What the exercise asks. Search the data for the word "container" and copy every line where it occurs.

================================

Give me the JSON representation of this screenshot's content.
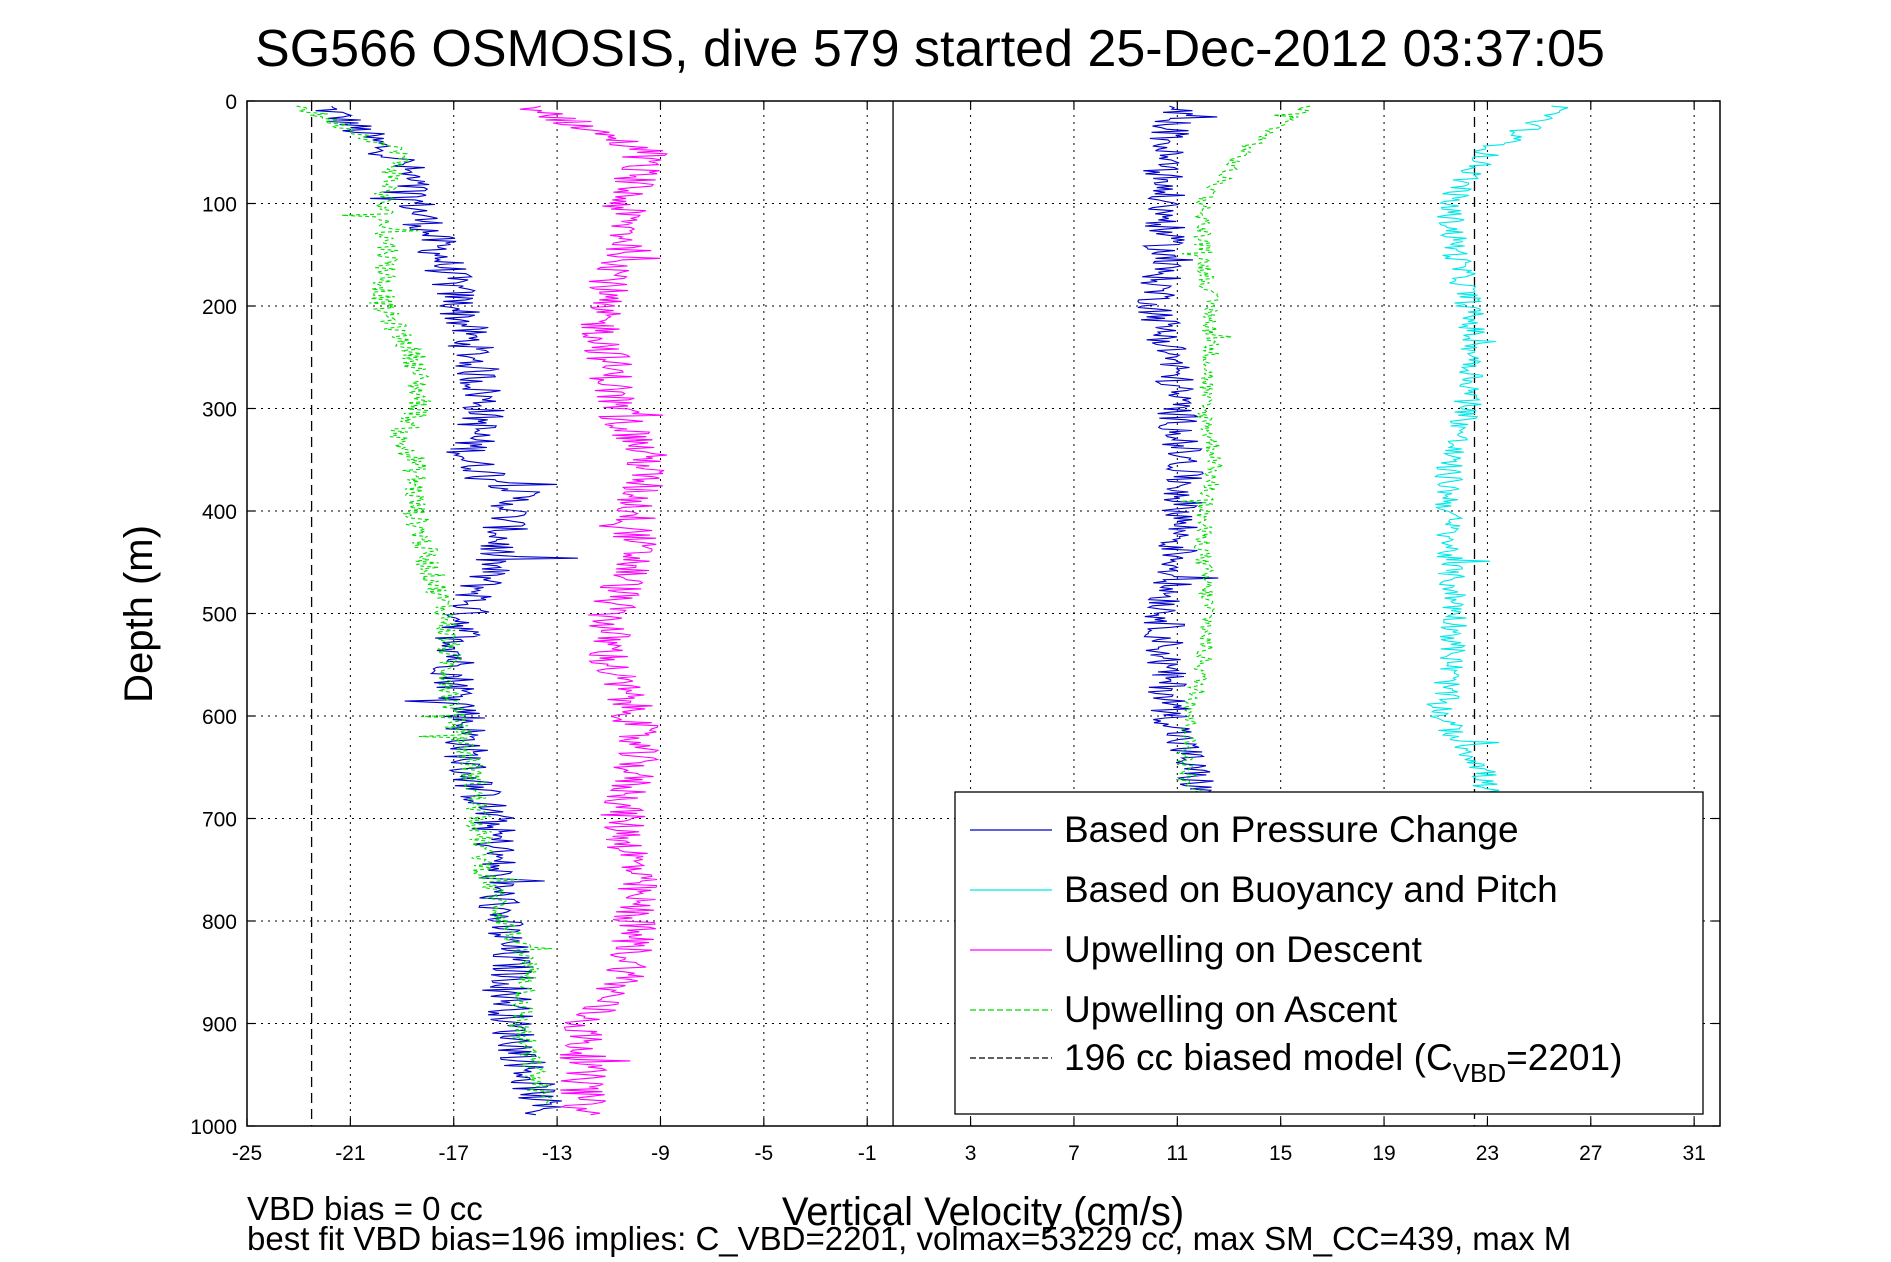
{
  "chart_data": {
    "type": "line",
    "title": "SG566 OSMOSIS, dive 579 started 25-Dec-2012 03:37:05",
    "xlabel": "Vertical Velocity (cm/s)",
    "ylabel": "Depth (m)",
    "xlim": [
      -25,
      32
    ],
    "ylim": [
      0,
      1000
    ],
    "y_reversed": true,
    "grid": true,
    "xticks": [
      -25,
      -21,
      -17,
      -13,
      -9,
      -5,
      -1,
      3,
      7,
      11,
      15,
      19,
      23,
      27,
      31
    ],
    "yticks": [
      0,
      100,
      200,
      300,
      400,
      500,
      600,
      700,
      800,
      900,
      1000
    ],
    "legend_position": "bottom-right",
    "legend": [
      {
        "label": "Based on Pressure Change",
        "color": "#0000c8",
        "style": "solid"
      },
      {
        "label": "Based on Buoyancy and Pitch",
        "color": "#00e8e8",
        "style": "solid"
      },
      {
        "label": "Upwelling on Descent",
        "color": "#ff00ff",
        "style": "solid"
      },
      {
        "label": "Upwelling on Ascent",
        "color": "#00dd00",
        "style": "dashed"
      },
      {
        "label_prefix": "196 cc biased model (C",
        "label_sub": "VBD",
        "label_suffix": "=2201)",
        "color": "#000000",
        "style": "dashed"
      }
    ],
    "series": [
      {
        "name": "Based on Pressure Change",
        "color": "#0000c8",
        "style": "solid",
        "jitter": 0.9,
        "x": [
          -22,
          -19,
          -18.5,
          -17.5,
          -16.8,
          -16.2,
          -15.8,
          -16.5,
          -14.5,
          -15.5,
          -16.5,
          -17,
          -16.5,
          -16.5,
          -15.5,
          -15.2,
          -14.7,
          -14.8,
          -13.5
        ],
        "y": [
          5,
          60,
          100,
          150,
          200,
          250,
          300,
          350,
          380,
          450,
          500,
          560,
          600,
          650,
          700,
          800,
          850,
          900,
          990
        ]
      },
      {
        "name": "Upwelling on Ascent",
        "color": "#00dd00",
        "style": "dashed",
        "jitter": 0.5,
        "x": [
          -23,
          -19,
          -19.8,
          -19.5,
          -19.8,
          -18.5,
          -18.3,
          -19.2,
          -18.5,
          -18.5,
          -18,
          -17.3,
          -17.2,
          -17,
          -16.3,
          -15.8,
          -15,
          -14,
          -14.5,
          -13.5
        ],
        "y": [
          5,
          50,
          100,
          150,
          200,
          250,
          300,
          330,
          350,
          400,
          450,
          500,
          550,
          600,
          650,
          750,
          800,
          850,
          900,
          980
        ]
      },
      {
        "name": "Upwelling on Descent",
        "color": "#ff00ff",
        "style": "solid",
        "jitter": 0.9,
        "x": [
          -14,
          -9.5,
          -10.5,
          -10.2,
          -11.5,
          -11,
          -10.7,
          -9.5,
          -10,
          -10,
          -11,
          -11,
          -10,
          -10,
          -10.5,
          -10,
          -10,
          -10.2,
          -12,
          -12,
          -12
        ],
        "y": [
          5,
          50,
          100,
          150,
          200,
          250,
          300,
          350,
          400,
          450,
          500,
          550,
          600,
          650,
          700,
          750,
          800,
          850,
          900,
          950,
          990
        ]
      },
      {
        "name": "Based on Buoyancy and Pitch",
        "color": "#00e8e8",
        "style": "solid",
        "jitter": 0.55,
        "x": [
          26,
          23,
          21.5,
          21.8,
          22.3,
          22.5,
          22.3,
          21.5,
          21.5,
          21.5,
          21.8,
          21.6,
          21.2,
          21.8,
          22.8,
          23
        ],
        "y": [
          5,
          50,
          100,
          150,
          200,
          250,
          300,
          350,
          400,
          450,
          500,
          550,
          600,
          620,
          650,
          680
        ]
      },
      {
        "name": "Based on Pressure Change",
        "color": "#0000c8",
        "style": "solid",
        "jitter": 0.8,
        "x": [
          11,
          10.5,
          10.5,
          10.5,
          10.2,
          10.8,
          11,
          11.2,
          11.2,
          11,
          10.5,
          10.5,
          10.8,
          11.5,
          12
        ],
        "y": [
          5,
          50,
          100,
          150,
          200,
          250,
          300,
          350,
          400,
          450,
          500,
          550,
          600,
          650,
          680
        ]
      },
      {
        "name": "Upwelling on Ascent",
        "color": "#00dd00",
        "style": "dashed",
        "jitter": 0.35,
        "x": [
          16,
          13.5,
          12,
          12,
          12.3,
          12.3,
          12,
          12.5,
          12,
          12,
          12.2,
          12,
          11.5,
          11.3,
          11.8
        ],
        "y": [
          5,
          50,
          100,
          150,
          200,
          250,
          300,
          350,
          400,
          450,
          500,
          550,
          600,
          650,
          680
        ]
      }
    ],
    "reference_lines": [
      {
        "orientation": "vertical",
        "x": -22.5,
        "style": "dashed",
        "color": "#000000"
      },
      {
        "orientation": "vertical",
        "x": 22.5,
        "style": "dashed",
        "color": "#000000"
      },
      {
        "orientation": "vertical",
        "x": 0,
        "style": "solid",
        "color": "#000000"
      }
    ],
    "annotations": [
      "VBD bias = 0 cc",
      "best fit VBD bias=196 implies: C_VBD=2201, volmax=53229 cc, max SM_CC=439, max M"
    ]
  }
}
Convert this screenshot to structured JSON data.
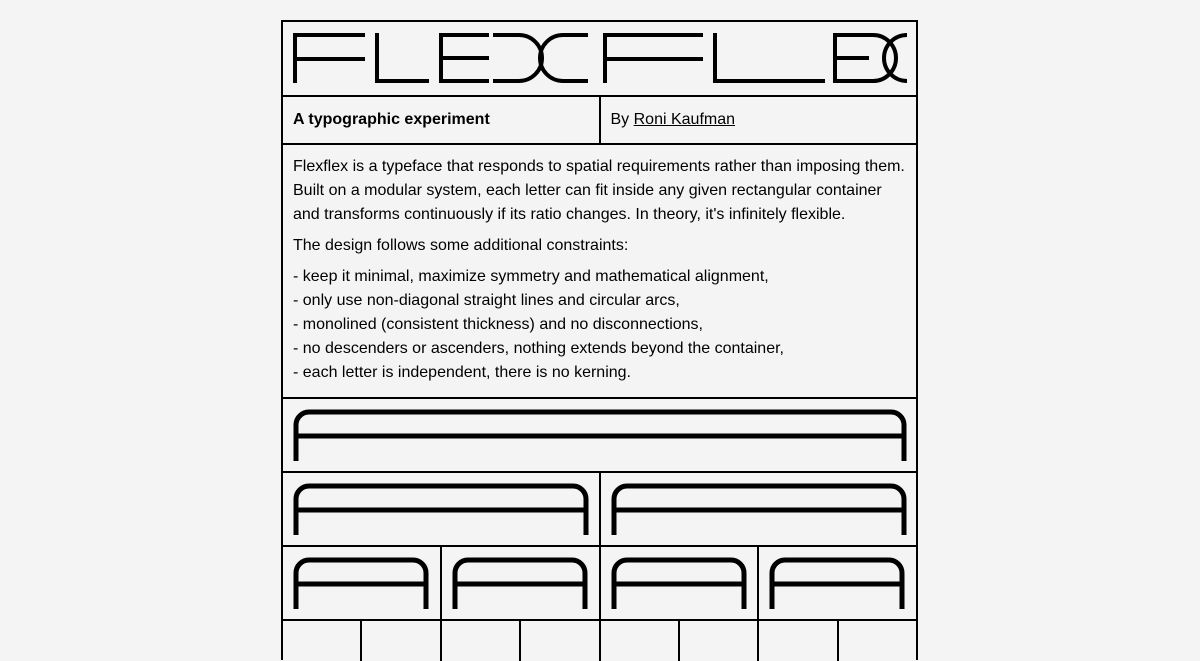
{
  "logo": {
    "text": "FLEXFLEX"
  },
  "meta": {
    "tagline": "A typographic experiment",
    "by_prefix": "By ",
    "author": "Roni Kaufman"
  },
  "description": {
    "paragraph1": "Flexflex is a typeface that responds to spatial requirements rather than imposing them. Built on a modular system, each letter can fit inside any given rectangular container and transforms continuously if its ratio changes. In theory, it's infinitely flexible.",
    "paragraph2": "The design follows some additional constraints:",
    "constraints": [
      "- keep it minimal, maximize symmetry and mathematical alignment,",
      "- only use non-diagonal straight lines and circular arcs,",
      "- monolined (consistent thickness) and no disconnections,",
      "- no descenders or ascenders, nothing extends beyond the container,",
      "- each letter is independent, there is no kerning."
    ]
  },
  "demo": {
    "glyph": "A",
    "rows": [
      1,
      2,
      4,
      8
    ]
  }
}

================================

Correct result.
    "paragraph1": "Flexflex is a typeface that responds to spatial requirements rather than imposing them. Built on a modular system, each letter can fit inside any given rectangular container and transforms continuously if its ratio changes. In theory, it's infinitely flexible.",
      "- no descenders or ascenders, nothing extends beyond the container,",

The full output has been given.